Using the information
1. From the passage on the rights of the accused below, extract the words starting at "The people who" and ending at "has to pay.".
2. In the passage on the rights of the accused below, what does the speaker say the presumption of innocence is, rather than a gift we give to people we like?
:: Document excerpt ::
I'm not defending him. I'm defending the Constitution. There's a difference, and that difference matters more right now than it ever has.
See, this is the moment where we find out who we really are. Not when it's easy. Not when the defendant is sympathetic. Not when the evidence is ambiguous. Right now. When every instinct in our bodies screams to throw this person in a hole and forget about him.
The people who wrote the Constitution understood something that we forget in moments like this: The rights of the accused exist precisely for cases like this one. They exist because when emotions run high and grief runs deep and rage feels righteous, that's when the government is most likely to cut corners. That's when prosecutors overreach. That's when evidence gets manufactured or buried. That's when innocent people get railroaded because someone has to pay.
The presumption of innocence isn't a gift we give to people we like. It's a restraint we put on a system that has proven, over and over and over again, that it will crush people if we let it.
:::
:: Given entries ::
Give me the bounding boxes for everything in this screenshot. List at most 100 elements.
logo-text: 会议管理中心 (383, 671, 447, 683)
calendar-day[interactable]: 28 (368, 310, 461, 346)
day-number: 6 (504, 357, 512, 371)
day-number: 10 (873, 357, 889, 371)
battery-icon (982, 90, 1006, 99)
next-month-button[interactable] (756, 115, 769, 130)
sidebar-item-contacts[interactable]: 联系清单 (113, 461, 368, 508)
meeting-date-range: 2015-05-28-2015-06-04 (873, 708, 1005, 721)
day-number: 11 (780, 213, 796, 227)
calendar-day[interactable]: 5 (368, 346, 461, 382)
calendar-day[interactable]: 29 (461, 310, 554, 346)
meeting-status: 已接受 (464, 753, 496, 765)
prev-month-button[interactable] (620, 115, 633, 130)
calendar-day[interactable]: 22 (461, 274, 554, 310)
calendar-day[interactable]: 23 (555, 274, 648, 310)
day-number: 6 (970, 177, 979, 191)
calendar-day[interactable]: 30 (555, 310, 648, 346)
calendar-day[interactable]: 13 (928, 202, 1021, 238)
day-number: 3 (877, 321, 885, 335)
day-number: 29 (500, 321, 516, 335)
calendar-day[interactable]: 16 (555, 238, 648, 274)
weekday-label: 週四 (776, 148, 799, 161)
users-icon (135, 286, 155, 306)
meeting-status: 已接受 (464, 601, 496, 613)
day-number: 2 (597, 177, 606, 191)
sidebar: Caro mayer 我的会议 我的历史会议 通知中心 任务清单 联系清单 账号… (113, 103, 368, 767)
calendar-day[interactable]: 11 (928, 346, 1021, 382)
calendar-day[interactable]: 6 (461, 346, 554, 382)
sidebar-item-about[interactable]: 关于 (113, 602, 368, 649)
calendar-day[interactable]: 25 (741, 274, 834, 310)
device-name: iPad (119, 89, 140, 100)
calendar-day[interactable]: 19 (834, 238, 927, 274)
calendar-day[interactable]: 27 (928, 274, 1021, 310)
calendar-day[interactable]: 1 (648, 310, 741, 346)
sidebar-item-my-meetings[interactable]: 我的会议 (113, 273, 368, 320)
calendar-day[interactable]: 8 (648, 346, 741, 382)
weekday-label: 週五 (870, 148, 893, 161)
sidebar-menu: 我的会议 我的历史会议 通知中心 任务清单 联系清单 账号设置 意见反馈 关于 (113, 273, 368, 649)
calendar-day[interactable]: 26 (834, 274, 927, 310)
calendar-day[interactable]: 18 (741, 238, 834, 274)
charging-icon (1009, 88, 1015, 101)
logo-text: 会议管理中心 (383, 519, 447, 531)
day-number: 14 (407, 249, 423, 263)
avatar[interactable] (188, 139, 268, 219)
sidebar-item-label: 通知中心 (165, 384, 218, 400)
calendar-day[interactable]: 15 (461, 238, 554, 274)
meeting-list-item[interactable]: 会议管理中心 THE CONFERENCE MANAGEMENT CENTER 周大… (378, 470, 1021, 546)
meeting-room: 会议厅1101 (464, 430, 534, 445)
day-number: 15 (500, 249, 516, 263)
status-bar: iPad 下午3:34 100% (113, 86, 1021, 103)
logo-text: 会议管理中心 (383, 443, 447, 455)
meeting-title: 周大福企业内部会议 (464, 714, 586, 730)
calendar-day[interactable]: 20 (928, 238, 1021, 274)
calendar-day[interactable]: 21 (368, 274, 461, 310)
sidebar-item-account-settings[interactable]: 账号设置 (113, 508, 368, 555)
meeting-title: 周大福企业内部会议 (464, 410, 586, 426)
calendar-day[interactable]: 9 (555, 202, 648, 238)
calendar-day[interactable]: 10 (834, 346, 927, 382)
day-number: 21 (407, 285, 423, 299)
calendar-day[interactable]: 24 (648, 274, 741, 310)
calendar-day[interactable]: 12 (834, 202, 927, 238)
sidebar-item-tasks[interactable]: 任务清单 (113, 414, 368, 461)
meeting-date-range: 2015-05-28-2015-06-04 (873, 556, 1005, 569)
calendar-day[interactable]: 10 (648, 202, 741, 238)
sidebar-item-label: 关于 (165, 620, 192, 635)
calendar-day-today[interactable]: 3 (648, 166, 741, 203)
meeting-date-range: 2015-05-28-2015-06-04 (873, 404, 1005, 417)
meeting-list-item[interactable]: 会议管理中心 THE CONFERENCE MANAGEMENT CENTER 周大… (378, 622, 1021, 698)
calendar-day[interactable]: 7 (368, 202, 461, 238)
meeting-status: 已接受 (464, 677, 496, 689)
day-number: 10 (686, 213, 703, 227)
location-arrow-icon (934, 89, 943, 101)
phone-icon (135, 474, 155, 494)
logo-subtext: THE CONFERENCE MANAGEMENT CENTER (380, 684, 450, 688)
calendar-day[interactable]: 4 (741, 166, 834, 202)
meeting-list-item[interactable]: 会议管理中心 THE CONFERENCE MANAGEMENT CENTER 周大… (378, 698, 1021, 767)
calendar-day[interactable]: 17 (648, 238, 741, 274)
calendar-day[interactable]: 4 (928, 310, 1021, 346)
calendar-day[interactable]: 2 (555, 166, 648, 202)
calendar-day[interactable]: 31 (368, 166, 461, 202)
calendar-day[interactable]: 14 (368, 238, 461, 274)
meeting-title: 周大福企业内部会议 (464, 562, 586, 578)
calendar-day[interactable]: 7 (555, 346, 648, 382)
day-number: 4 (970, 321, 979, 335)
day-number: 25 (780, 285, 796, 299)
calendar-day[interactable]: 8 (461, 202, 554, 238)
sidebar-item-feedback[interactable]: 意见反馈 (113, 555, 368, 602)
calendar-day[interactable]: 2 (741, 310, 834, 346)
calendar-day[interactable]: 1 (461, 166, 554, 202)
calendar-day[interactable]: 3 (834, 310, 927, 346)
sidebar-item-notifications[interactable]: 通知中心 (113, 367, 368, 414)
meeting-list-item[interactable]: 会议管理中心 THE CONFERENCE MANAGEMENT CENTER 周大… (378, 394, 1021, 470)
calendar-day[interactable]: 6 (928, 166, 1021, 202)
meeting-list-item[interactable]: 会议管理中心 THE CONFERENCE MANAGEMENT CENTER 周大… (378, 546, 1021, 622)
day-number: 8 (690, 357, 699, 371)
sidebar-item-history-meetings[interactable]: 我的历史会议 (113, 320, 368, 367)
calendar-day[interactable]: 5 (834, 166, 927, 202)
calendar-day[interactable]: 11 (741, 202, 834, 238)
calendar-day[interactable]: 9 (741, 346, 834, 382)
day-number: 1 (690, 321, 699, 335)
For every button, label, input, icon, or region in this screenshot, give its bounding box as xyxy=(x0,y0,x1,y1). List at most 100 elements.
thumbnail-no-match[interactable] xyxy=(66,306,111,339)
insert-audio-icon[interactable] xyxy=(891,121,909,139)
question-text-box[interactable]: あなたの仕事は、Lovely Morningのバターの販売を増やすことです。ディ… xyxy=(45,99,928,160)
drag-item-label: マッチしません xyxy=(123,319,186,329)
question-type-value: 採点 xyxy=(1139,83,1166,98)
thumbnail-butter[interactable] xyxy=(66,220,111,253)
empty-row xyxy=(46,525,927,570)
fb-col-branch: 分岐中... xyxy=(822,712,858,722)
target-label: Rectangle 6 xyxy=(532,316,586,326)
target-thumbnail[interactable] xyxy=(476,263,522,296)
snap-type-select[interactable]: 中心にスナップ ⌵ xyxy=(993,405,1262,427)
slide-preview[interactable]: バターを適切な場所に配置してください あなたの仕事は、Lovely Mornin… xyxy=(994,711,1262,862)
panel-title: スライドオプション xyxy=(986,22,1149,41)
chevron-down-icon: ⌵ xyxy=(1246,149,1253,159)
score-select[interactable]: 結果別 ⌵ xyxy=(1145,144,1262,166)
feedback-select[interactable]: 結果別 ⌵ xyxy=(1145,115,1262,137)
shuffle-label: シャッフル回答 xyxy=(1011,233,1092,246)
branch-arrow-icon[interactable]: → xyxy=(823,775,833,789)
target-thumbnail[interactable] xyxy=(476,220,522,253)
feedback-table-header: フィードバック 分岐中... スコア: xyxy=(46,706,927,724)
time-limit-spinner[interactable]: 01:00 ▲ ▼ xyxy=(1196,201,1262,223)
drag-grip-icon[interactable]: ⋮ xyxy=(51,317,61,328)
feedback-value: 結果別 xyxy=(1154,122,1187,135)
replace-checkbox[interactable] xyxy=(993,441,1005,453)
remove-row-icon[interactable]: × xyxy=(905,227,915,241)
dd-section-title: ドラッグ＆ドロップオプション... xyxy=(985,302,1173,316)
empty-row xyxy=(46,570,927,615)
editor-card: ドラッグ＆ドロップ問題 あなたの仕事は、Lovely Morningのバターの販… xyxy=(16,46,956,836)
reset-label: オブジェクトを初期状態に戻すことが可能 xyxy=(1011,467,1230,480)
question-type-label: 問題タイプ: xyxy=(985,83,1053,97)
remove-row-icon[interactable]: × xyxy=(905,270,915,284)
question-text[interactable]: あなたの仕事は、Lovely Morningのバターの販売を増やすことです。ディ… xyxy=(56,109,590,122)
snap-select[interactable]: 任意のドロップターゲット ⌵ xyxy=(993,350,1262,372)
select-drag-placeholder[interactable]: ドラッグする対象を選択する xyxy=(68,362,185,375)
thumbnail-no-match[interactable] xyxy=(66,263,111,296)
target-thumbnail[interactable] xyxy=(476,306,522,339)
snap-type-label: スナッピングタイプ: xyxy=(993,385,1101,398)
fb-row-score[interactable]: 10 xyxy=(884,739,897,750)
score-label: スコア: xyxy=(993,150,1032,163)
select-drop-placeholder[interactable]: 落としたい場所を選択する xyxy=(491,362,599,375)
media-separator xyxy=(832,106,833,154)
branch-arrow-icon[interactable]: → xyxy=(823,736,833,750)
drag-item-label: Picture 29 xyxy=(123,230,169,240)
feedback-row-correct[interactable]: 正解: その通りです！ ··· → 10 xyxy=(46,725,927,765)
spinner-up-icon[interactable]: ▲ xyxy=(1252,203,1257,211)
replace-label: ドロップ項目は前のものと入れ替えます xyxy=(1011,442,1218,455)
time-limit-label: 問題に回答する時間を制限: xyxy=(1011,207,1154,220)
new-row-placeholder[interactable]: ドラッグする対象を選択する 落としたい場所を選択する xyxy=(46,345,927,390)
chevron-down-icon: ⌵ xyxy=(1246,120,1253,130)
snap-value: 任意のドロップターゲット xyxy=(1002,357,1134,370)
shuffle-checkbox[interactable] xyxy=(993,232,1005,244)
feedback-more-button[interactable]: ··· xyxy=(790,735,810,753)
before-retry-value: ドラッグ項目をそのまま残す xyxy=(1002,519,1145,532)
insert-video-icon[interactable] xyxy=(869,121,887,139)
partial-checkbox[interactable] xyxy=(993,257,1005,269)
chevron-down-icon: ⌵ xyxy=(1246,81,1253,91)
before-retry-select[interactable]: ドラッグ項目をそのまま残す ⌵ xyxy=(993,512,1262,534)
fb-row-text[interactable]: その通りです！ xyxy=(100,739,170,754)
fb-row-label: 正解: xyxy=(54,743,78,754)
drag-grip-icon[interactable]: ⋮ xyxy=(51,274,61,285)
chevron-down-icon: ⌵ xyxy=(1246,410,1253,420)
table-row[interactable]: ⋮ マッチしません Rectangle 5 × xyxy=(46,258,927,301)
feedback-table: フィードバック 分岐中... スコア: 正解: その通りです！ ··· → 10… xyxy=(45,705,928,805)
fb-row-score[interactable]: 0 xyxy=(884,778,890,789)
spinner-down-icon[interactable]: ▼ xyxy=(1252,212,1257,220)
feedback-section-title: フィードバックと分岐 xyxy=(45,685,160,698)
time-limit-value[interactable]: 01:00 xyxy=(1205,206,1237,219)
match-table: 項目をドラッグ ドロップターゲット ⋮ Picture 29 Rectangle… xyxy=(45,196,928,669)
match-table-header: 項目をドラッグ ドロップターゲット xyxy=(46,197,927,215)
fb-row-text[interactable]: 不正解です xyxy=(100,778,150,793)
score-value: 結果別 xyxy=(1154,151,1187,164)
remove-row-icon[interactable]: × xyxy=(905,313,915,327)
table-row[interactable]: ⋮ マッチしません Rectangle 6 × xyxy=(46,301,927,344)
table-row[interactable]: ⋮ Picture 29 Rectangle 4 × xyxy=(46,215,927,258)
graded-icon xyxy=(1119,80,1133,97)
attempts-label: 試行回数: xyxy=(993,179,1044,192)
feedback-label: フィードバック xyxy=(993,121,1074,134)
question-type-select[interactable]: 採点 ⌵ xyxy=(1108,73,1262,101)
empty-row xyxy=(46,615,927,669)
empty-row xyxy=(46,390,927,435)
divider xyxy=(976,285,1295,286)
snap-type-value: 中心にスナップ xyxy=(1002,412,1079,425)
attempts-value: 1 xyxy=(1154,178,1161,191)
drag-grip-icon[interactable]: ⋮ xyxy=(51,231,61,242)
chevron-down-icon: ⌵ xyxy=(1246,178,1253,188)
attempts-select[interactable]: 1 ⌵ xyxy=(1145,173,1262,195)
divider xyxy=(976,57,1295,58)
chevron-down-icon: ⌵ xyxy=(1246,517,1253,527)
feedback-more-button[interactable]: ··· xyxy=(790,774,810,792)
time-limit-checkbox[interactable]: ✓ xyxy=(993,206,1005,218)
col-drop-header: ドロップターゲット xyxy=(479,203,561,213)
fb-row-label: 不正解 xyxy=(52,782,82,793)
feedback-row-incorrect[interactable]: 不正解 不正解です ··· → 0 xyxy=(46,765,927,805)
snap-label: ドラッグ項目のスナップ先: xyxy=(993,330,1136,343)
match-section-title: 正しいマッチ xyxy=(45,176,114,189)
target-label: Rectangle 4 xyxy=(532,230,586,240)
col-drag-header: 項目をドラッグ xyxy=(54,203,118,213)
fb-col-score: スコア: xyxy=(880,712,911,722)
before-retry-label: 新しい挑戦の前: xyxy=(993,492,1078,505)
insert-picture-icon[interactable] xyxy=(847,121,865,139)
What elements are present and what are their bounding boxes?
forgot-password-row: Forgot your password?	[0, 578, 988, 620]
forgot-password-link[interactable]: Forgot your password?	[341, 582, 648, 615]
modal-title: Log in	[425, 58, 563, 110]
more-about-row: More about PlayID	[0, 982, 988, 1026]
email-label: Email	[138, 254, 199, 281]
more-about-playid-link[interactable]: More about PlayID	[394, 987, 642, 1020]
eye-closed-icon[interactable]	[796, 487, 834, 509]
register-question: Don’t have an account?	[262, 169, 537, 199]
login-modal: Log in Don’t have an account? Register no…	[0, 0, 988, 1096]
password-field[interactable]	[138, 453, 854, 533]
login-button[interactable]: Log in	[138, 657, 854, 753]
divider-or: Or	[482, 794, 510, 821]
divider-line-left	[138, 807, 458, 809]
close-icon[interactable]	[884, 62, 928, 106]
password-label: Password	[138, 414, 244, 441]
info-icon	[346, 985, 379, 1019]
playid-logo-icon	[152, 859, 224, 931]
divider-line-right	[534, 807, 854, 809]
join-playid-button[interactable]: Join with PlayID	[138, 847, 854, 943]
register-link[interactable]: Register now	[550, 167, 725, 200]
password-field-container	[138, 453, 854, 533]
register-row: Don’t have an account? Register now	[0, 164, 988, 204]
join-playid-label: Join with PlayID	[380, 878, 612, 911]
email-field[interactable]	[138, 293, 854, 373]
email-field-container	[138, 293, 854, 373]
:::
Replies
1.
The people who wrote the Constitution understood something that we forget in moments like this: The rights of the accused exist precisely for cases like this one. They exist because when emotions run high and grief runs deep and rage feels righteous, that's when the government is most likely to cut corners. That's when prosecutors overreach. That's when evidence gets manufactured or buried. That's when innocent people get railroaded because someone has to pay.

2. It is a restraint we put on a system that has proven, over and over and over again, that it will crush people if we let it.